** TASK INSTRUCTIONS **
Return every entry exactly as written.
* BEGIN RECORDS FOR THIS EXERCISE *
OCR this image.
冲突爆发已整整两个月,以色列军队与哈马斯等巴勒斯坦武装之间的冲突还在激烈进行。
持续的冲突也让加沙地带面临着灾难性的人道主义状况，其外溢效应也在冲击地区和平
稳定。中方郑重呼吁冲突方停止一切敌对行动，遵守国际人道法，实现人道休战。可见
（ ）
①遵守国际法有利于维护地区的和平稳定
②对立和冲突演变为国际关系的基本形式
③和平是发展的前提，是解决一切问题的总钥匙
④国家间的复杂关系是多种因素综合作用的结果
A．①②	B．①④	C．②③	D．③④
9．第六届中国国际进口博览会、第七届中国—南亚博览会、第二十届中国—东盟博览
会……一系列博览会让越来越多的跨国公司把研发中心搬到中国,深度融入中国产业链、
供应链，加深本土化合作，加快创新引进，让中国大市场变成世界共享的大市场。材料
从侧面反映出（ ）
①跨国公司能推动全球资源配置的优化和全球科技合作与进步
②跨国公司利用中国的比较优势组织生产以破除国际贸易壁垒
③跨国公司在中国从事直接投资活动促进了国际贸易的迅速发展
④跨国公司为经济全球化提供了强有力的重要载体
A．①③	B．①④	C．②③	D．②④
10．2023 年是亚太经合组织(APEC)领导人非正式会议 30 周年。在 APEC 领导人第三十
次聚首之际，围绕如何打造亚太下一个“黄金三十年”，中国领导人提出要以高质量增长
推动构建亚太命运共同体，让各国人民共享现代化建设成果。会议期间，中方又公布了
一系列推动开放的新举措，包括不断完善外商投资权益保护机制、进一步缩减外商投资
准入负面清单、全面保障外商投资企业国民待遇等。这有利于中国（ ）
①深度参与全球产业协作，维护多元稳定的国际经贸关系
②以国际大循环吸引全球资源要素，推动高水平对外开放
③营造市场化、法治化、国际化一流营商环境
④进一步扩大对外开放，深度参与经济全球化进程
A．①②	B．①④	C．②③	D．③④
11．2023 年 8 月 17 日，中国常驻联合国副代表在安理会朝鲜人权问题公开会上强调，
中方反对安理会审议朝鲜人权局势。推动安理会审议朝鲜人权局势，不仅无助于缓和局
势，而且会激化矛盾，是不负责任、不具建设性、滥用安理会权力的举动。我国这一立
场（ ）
* END RECORDS FOR THIS EXERCISE *
** WRITTEN SOLUTION **
OCR this image.
冲突爆发已整整两个月,以色列军队与哈马斯等巴勒斯坦武装之间的冲突还在激烈进行。
持续的冲突也让加沙地带面临着灾难性的人道主义状况，其外溢效应也在冲击地区和平
稳定。中方郑重呼吁冲突方停止一切敌对行动，遵守国际人道法，实现人道休战。可见
（ ）
①遵守国际法有利于维护地区的和平稳定
②对立和冲突演变为国际关系的基本形式
③和平是发展的前提，是解决一切问题的总钥匙
④国家间的复杂关系是多种因素综合作用的结果
A．①②	B．①④	C．②③	D．③④
9．第六届中国国际进口博览会、第七届中国—南亚博览会、第二十届中国—东盟博览
会……一系列博览会让越来越多的跨国公司把研发中心搬到中国,深度融入中国产业链、
供应链，加深本土化合作，加快创新引进，让中国大市场变成世界共享的大市场。材料
从侧面反映出（ ）
①跨国公司能推动全球资源配置的优化和全球科技合作与进步
②跨国公司利用中国的比较优势组织生产以破除国际贸易壁垒
③跨国公司在中国从事直接投资活动促进了国际贸易的迅速发展
④跨国公司为经济全球化提供了强有力的重要载体
A．①③	B．①④	C．②③	D．②④
10．2023 年是亚太经合组织(APEC)领导人非正式会议 30 周年。在 APEC 领导人第三十
次聚首之际，围绕如何打造亚太下一个“黄金三十年”，中国领导人提出要以高质量增长
推动构建亚太命运共同体，让各国人民共享现代化建设成果。会议期间，中方又公布了
一系列推动开放的新举措，包括不断完善外商投资权益保护机制、进一步缩减外商投资
准入负面清单、全面保障外商投资企业国民待遇等。这有利于中国（ ）
①深度参与全球产业协作，维护多元稳定的国际经贸关系
②以国际大循环吸引全球资源要素，推动高水平对外开放
③营造市场化、法治化、国际化一流营商环境
④进一步扩大对外开放，深度参与经济全球化进程
A．①②	B．①④	C．②③	D．③④
11．2023 年 8 月 17 日，中国常驻联合国副代表在安理会朝鲜人权问题公开会上强调，
中方反对安理会审议朝鲜人权局势。推动安理会审议朝鲜人权局势，不仅无助于缓和局
势，而且会激化矛盾，是不负责任、不具建设性、滥用安理会权力的举动。我国这一立
场（ ）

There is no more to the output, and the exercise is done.